- [Stated task 1] In the game review excerpt, how many Common Edges are there?

- [Excerpt to read]
============

Humanity starts at 50, and the maximum starts at 100. You can spend maximum humanity to increase your magic powers (which have numbers on them). Humanity is like a special morality gauge, and when it goes down you have a harder time passing yourself off as human. You lose it by eating people and otherwise being a cock. You get it back by doing trivial shit like interacting with humans. It bounces up and down a fucking lot. You can spend your maximum humanity to get new powers or improve the ones you have on character advancement, but you can also just do it at character creation. You know, whatever. To make assigning skill advancement rolls more complicated than it even already was, you assign a number of advancement rolls from your pool of 30 one skill at a time, and some skills have a requirement that you have a total value of 30 in certain other skills before you are allowed to select them. Yes, I think that means you can flub your advancement rolls on a prerequisite skill and then not be allowed to spend any on a specific skill you actually wanted. Because "busting" in chargen is awesome. The Connections is literally rolling on a chart to see if you start with less connections or more connections. If you get more connections you also get a couple of elite connections that are like mob bosses and investment bankers and shit. Because game balance is for people who aren't living-in-the-now.
Your Personal Profile is super important, and contains things that are actually game mechanically relevant like the faction you are associated with. This is the days before anyone learned anything from White Wolf, and the factions are supposed to fucking murder each other like Camarilla and Sabbat. The game suggests that characters in the same group should all be about the same in "their standing on pro- or anti-human beliefs, and their affiliations should reflect this." I am not making that up. Your Possessions are composed of a d10 times a thousand dollars in assets plus a hundred bucks per year of life. The Kin are immortal, so you can have as many possessions as you want by just writing an arbitrarily large age down. I think it is also important to note that the game explicitly tells you "Fashion is wildly important on the club scene of New York, and The Kin realize that chic dress is virtually a necessity."
Races of the Kin
Again, you get a story section. This is where they first come clean on the fact that the seven offered races are not the only races, but they tell you that it is up to the CP as to whether to allow you to play other races of the Kin. Spoiler: the CP section has the expanded list of kin types and literally tells you that some are playable and some aren't. I'm not sure how you could see the writeup of the non-standard kin you wanted to play without getting the information about whether you could play one or not - making the "ask the CP" step something of a formality.
There are 14 "Common Edges", which are powers that anyone can get. Some of them are powers that you start with (like Drain), and some are ones that you are allowed to buy. They include physical powers (Armor and Speed), magic powers (Weather Control and Aura Sight), and even flaw reduction (Photogenics is the "power" to be less limited by the "difficult to photograph" flaw that all members of The Kin have). But on top of that, every type of The Kin starts with completely arbitrary lists of powers, including a unique list of powers. Some of these powers are actually unique. Also they are all saddled with flaws, which are similarly completely fucking arbitrary. When your current Humanity is above 50, you take less damage from your bane items, and when it is below 50 you take more. Also various other stuff. Your Humanity is also your power points, in that it costs humanity on a daily (and sometimes individual action) basis to use your powers, and you get bonus Humanity for not using your powers.

============

- [Input rows]

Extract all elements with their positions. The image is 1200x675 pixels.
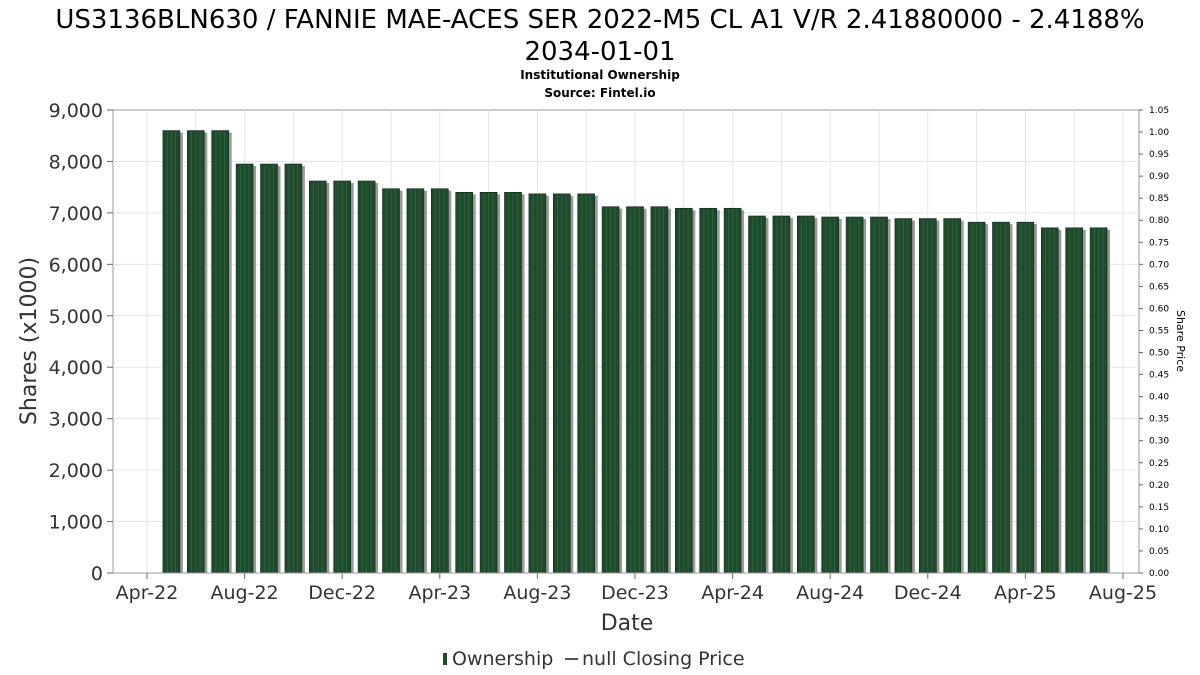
ownership-bar	[187, 130, 208, 574]
y2-tick-label: 0.30	[1149, 437, 1169, 447]
ownership-bar	[992, 221, 1013, 574]
y2-tick-label: 1.00	[1149, 128, 1169, 138]
chart-title-line2: 2034-01-01	[524, 37, 675, 67]
y2-tick-label: 0.95	[1149, 150, 1169, 160]
ownership-bar	[504, 192, 525, 574]
y-tick-label: 7,000	[49, 203, 103, 225]
ownership-bar	[382, 188, 403, 574]
y2-tick-label: 0.60	[1149, 304, 1169, 314]
ownership-bar	[894, 218, 915, 574]
ownership-bar	[333, 180, 354, 574]
x-tick-label: Aug-25	[1089, 582, 1157, 604]
ownership-bar	[870, 216, 891, 574]
y2-tick-label: 0.35	[1149, 415, 1169, 425]
x-tick-label: Apr-25	[994, 582, 1057, 604]
ownership-bar	[796, 215, 818, 574]
ownership-bar	[406, 188, 427, 574]
y-tick-label: 8,000	[49, 151, 103, 173]
y-tick-label: 0	[91, 563, 103, 585]
y2-tick-label: 0.90	[1149, 172, 1169, 182]
chart-title-line1: US3136BLN630 / FANNIE MAE-ACES SER 2022-…	[55, 5, 1144, 35]
y-axis-left: 0 1,000 2,000 3,000 4,000 5,000 6,000 7,000 8,00…	[49, 100, 113, 585]
y-tick-label: 3,000	[49, 409, 103, 431]
ownership-bar	[308, 180, 330, 574]
x-tick-label: Aug-23	[503, 582, 571, 604]
legend-ownership-swatch	[443, 653, 447, 665]
ownership-bar	[528, 193, 549, 574]
y-tick-label: 5,000	[49, 306, 103, 328]
ownership-bar	[723, 207, 745, 574]
legend: Ownership null Closing Price	[443, 648, 745, 670]
legend-ownership-label: Ownership	[452, 648, 553, 670]
ownership-bar	[577, 193, 598, 574]
ownership-bar	[601, 206, 623, 574]
ownership-bar	[357, 180, 379, 574]
y2-tick-label: 0.20	[1149, 481, 1169, 491]
ownership-bar	[479, 192, 501, 574]
ownership-bar	[284, 163, 305, 574]
chart-header: US3136BLN630 / FANNIE MAE-ACES SER 2022-…	[55, 5, 1144, 100]
x-tick-label: Dec-22	[308, 582, 376, 604]
ownership-bar	[626, 206, 647, 574]
ownership-bar	[748, 215, 769, 574]
ownership-bar	[430, 188, 452, 574]
x-tick-label: Aug-22	[211, 582, 279, 604]
ownership-bar	[1041, 227, 1062, 574]
y2-tick-label: 0.10	[1149, 525, 1169, 535]
ownership-bar	[943, 218, 964, 574]
y2-tick-label: 1.05	[1149, 106, 1169, 116]
ownership-bar	[674, 207, 696, 574]
y2-tick-label: 0.50	[1149, 349, 1169, 359]
y2-tick-label: 0.00	[1149, 569, 1169, 579]
y-tick-label: 2,000	[49, 460, 103, 482]
y2-tick-label: 0.55	[1149, 326, 1169, 336]
ownership-bar	[235, 163, 257, 574]
y2-tick-label: 0.40	[1149, 393, 1169, 403]
y2-tick-label: 0.05	[1149, 547, 1169, 557]
y2-axis-label: Share Price	[1174, 310, 1187, 372]
y-tick-label: 6,000	[49, 254, 103, 276]
x-tick-label: Apr-22	[116, 582, 179, 604]
ownership-bar	[699, 207, 720, 574]
y-tick-label: 4,000	[49, 357, 103, 379]
ownership-bar	[821, 216, 842, 574]
y-tick-label: 9,000	[49, 100, 103, 122]
ownership-bar	[162, 130, 183, 574]
y2-tick-label: 0.85	[1149, 194, 1169, 204]
legend-price-label: null Closing Price	[582, 648, 745, 670]
x-tick-label: Apr-23	[408, 582, 471, 604]
ownership-bar	[650, 206, 671, 574]
ownership-bar	[1089, 227, 1111, 574]
x-tick-label: Aug-24	[796, 582, 864, 604]
y2-tick-label: 0.15	[1149, 503, 1169, 513]
ownership-bar	[260, 163, 281, 574]
x-axis-label: Date	[601, 611, 654, 636]
y-axis-label: Shares (x1000)	[17, 257, 42, 425]
x-axis: Apr-22 Aug-22 Dec-22 Apr-23 Aug-23 Dec-23 Apr-…	[113, 572, 1157, 604]
y2-tick-label: 0.75	[1149, 238, 1169, 248]
chart-subtitle-line1: Institutional Ownership	[520, 68, 680, 82]
y2-tick-label: 0.70	[1149, 260, 1169, 270]
ownership-bar	[772, 215, 793, 574]
ownership-bar	[552, 193, 574, 574]
ownership-bar	[455, 192, 476, 574]
ownership-bar	[1016, 221, 1037, 574]
ownership-bars	[162, 130, 1111, 574]
y-axis-right: 0.00 0.05 0.10 0.15 0.20 0.25 0.30 0.35 0.40 0.45…	[1139, 106, 1169, 579]
x-tick-label: Dec-24	[894, 582, 962, 604]
y2-tick-label: 0.65	[1149, 282, 1169, 292]
y-tick-label: 1,000	[49, 512, 103, 534]
ownership-bar	[967, 221, 989, 574]
chart-subtitle-line2: Source: Fintel.io	[544, 86, 655, 100]
y2-tick-label: 0.25	[1149, 459, 1169, 469]
y2-tick-label: 0.80	[1149, 216, 1169, 226]
ownership-bar	[845, 216, 867, 574]
x-tick-label: Dec-23	[601, 582, 669, 604]
x-tick-label: Apr-24	[701, 582, 764, 604]
ownership-bar	[918, 218, 940, 574]
ownership-bar	[1065, 227, 1086, 574]
ownership-bar	[211, 130, 232, 574]
y2-tick-label: 0.45	[1149, 371, 1169, 381]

============

- [Stated task 2] In the rows, take the stretch from the line containing "130, 208, 574]" through the line containing "216, 891, 574]" and rename every "y2-tick-label" to "right-axis-label". Return only those lines, with nothing else altered.

- [Written reply 1] There are 14 Common Edges, which are powers that anyone can get.

- [Written reply 2]
ownership-bar	[187, 130, 208, 574]
right-axis-label: 0.30	[1149, 437, 1169, 447]
ownership-bar	[992, 221, 1013, 574]
right-axis-label: 1.00	[1149, 128, 1169, 138]
chart-title-line2: 2034-01-01	[524, 37, 675, 67]
right-axis-label: 0.95	[1149, 150, 1169, 160]
ownership-bar	[504, 192, 525, 574]
y-tick-label: 7,000	[49, 203, 103, 225]
ownership-bar	[382, 188, 403, 574]
right-axis-label: 0.60	[1149, 304, 1169, 314]
ownership-bar	[894, 218, 915, 574]
ownership-bar	[333, 180, 354, 574]
x-tick-label: Aug-25	[1089, 582, 1157, 604]
ownership-bar	[870, 216, 891, 574]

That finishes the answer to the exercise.